# To do:
The entries that follow should be written out exactly.

- - - - - - -

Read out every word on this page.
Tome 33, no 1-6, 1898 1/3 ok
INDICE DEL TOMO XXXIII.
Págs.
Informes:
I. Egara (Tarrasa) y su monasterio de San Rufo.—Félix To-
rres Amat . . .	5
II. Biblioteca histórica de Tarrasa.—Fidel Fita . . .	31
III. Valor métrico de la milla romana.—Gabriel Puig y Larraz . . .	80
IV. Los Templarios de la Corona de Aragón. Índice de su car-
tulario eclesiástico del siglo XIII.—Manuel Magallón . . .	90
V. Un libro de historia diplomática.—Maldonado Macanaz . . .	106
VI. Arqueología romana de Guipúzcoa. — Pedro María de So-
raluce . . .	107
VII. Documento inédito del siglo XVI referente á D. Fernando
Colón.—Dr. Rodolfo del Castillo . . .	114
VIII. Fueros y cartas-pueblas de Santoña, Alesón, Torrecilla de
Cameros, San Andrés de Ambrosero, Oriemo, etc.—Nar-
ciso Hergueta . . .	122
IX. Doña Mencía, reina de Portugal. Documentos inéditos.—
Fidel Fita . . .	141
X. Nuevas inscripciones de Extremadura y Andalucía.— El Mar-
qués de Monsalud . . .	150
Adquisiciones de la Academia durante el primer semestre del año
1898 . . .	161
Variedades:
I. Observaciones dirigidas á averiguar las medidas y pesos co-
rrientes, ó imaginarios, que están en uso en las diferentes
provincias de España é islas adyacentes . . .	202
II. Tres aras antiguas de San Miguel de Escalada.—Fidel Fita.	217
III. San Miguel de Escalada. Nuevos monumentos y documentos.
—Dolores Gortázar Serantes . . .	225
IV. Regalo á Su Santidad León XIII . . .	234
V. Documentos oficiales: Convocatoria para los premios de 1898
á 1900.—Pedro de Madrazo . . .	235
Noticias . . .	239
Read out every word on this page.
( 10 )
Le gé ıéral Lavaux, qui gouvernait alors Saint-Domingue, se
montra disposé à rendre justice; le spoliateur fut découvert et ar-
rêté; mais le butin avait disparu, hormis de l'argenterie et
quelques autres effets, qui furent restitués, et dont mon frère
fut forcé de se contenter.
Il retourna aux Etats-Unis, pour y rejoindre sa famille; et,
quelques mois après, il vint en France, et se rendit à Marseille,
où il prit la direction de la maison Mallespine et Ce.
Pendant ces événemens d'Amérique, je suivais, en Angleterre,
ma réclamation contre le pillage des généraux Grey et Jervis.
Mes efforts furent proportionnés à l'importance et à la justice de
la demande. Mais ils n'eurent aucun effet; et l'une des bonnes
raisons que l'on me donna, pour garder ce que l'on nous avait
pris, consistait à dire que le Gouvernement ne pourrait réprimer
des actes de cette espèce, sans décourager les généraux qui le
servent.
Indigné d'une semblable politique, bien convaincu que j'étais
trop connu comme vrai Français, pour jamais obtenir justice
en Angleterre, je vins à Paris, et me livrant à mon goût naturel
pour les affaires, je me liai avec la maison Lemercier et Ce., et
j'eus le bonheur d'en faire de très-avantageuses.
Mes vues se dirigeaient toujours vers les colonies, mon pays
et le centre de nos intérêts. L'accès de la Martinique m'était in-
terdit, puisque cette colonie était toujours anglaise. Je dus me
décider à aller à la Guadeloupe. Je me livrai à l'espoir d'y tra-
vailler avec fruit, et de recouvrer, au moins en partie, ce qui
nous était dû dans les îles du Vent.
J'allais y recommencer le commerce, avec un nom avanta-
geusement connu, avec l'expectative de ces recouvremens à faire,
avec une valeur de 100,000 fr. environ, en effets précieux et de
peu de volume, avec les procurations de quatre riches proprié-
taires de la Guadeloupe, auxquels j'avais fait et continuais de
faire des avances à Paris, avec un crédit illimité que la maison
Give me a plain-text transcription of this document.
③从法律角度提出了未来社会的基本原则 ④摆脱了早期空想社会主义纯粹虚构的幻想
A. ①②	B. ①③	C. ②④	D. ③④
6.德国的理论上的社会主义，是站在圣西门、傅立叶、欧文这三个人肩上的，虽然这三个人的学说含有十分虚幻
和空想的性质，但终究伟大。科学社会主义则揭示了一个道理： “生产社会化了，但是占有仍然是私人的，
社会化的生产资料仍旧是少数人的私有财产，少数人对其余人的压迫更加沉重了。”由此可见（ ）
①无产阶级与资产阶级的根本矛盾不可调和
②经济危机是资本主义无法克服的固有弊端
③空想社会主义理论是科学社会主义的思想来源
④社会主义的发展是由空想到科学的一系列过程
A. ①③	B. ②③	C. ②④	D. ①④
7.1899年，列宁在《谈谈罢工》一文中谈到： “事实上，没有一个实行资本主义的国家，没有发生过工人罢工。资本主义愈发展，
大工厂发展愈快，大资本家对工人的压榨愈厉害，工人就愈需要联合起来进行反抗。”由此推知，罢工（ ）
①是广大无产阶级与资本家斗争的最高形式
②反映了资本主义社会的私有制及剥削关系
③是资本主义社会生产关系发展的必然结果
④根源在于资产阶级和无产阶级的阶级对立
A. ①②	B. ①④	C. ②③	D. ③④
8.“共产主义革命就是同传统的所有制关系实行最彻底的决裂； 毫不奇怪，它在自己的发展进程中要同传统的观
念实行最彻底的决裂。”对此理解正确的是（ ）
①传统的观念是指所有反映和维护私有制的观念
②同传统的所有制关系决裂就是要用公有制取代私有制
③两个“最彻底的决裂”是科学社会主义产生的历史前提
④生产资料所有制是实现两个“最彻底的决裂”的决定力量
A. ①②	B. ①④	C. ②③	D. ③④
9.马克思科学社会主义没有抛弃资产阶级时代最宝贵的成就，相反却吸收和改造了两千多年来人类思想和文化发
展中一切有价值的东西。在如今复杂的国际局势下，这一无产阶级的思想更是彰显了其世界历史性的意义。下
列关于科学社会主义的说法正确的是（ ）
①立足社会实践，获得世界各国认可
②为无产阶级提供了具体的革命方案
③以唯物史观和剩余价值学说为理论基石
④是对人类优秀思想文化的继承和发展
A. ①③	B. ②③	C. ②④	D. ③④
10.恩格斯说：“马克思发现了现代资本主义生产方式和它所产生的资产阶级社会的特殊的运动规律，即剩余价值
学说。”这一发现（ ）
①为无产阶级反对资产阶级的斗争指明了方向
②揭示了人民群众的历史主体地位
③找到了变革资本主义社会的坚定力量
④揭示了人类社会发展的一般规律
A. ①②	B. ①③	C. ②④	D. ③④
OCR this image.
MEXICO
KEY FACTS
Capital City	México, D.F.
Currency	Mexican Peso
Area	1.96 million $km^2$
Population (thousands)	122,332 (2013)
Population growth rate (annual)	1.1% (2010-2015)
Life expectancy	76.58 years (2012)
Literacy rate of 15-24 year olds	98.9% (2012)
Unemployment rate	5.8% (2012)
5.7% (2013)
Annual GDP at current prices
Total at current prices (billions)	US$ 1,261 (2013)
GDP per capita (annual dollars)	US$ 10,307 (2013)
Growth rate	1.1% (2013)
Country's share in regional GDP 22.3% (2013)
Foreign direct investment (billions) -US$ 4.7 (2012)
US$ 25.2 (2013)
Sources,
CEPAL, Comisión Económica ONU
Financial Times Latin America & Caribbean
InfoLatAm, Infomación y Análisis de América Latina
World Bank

- - - - - - -

# The response:
Read out every word on this page.
Tome 33, no 1-6, 1898 1/3 ok
INDICE DEL TOMO XXXIII.
Págs.
Informes:
I. Egara (Tarrasa) y su monasterio de San Rufo.—Félix To-
rres Amat . . .	5
II. Biblioteca histórica de Tarrasa.—Fidel Fita . . .	31
III. Valor métrico de la milla romana.—Gabriel Puig y Larraz . . .	80
IV. Los Templarios de la Corona de Aragón. Índice de su car-
tulario eclesiástico del siglo XIII.—Manuel Magallón . . .	90
V. Un libro de historia diplomática.—Maldonado Macanaz . . .	106
VI. Arqueología romana de Guipúzcoa. — Pedro María de So-
raluce . . .	107
VII. Documento inédito del siglo XVI referente á D. Fernando
Colón.—Dr. Rodolfo del Castillo . . .	114
VIII. Fueros y cartas-pueblas de Santoña, Alesón, Torrecilla de
Cameros, San Andrés de Ambrosero, Oriemo, etc.—Nar-
ciso Hergueta . . .	122
IX. Doña Mencía, reina de Portugal. Documentos inéditos.—
Fidel Fita . . .	141
X. Nuevas inscripciones de Extremadura y Andalucía.— El Mar-
qués de Monsalud . . .	150
Adquisiciones de la Academia durante el primer semestre del año
1898 . . .	161
Variedades:
I. Observaciones dirigidas á averiguar las medidas y pesos co-
rrientes, ó imaginarios, que están en uso en las diferentes
provincias de España é islas adyacentes . . .	202
II. Tres aras antiguas de San Miguel de Escalada.—Fidel Fita.	217
III. San Miguel de Escalada. Nuevos monumentos y documentos.
—Dolores Gortázar Serantes . . .	225
IV. Regalo á Su Santidad León XIII . . .	234
V. Documentos oficiales: Convocatoria para los premios de 1898
á 1900.—Pedro de Madrazo . . .	235
Noticias . . .	239
Read out every word on this page.
( 10 )
Le gé ıéral Lavaux, qui gouvernait alors Saint-Domingue, se
montra disposé à rendre justice; le spoliateur fut découvert et ar-
rêté; mais le butin avait disparu, hormis de l'argenterie et
quelques autres effets, qui furent restitués, et dont mon frère
fut forcé de se contenter.
Il retourna aux Etats-Unis, pour y rejoindre sa famille; et,
quelques mois après, il vint en France, et se rendit à Marseille,
où il prit la direction de la maison Mallespine et Ce.
Pendant ces événemens d'Amérique, je suivais, en Angleterre,
ma réclamation contre le pillage des généraux Grey et Jervis.
Mes efforts furent proportionnés à l'importance et à la justice de
la demande. Mais ils n'eurent aucun effet; et l'une des bonnes
raisons que l'on me donna, pour garder ce que l'on nous avait
pris, consistait à dire que le Gouvernement ne pourrait réprimer
des actes de cette espèce, sans décourager les généraux qui le
servent.
Indigné d'une semblable politique, bien convaincu que j'étais
trop connu comme vrai Français, pour jamais obtenir justice
en Angleterre, je vins à Paris, et me livrant à mon goût naturel
pour les affaires, je me liai avec la maison Lemercier et Ce., et
j'eus le bonheur d'en faire de très-avantageuses.
Mes vues se dirigeaient toujours vers les colonies, mon pays
et le centre de nos intérêts. L'accès de la Martinique m'était in-
terdit, puisque cette colonie était toujours anglaise. Je dus me
décider à aller à la Guadeloupe. Je me livrai à l'espoir d'y tra-
vailler avec fruit, et de recouvrer, au moins en partie, ce qui
nous était dû dans les îles du Vent.
J'allais y recommencer le commerce, avec un nom avanta-
geusement connu, avec l'expectative de ces recouvremens à faire,
avec une valeur de 100,000 fr. environ, en effets précieux et de
peu de volume, avec les procurations de quatre riches proprié-
taires de la Guadeloupe, auxquels j'avais fait et continuais de
faire des avances à Paris, avec un crédit illimité que la maison
Give me a plain-text transcription of this document.
③从法律角度提出了未来社会的基本原则 ④摆脱了早期空想社会主义纯粹虚构的幻想
A. ①②	B. ①③	C. ②④	D. ③④
6.德国的理论上的社会主义，是站在圣西门、傅立叶、欧文这三个人肩上的，虽然这三个人的学说含有十分虚幻
和空想的性质，但终究伟大。科学社会主义则揭示了一个道理： “生产社会化了，但是占有仍然是私人的，
社会化的生产资料仍旧是少数人的私有财产，少数人对其余人的压迫更加沉重了。”由此可见（ ）
①无产阶级与资产阶级的根本矛盾不可调和
②经济危机是资本主义无法克服的固有弊端
③空想社会主义理论是科学社会主义的思想来源
④社会主义的发展是由空想到科学的一系列过程
A. ①③	B. ②③	C. ②④	D. ①④
7.1899年，列宁在《谈谈罢工》一文中谈到： “事实上，没有一个实行资本主义的国家，没有发生过工人罢工。资本主义愈发展，
大工厂发展愈快，大资本家对工人的压榨愈厉害，工人就愈需要联合起来进行反抗。”由此推知，罢工（ ）
①是广大无产阶级与资本家斗争的最高形式
②反映了资本主义社会的私有制及剥削关系
③是资本主义社会生产关系发展的必然结果
④根源在于资产阶级和无产阶级的阶级对立
A. ①②	B. ①④	C. ②③	D. ③④
8.“共产主义革命就是同传统的所有制关系实行最彻底的决裂； 毫不奇怪，它在自己的发展进程中要同传统的观
念实行最彻底的决裂。”对此理解正确的是（ ）
①传统的观念是指所有反映和维护私有制的观念
②同传统的所有制关系决裂就是要用公有制取代私有制
③两个“最彻底的决裂”是科学社会主义产生的历史前提
④生产资料所有制是实现两个“最彻底的决裂”的决定力量
A. ①②	B. ①④	C. ②③	D. ③④
9.马克思科学社会主义没有抛弃资产阶级时代最宝贵的成就，相反却吸收和改造了两千多年来人类思想和文化发
展中一切有价值的东西。在如今复杂的国际局势下，这一无产阶级的思想更是彰显了其世界历史性的意义。下
列关于科学社会主义的说法正确的是（ ）
①立足社会实践，获得世界各国认可
②为无产阶级提供了具体的革命方案
③以唯物史观和剩余价值学说为理论基石
④是对人类优秀思想文化的继承和发展
A. ①③	B. ②③	C. ②④	D. ③④
10.恩格斯说：“马克思发现了现代资本主义生产方式和它所产生的资产阶级社会的特殊的运动规律，即剩余价值
学说。”这一发现（ ）
①为无产阶级反对资产阶级的斗争指明了方向
②揭示了人民群众的历史主体地位
③找到了变革资本主义社会的坚定力量
④揭示了人类社会发展的一般规律
A. ①②	B. ①③	C. ②④	D. ③④
OCR this image.
MEXICO
KEY FACTS
Capital City	México, D.F.
Currency	Mexican Peso
Area	1.96 million $km^2$
Population (thousands)	122,332 (2013)
Population growth rate (annual)	1.1% (2010-2015)
Life expectancy	76.58 years (2012)
Literacy rate of 15-24 year olds	98.9% (2012)
Unemployment rate	5.8% (2012)
5.7% (2013)
Annual GDP at current prices
Total at current prices (billions)	US$ 1,261 (2013)
GDP per capita (annual dollars)	US$ 10,307 (2013)
Growth rate	1.1% (2013)
Country's share in regional GDP 22.3% (2013)
Foreign direct investment (billions) -US$ 4.7 (2012)
US$ 25.2 (2013)
Sources,
CEPAL, Comisión Económica ONU
Financial Times Latin America & Caribbean
InfoLatAm, Infomación y Análisis de América Latina
World Bank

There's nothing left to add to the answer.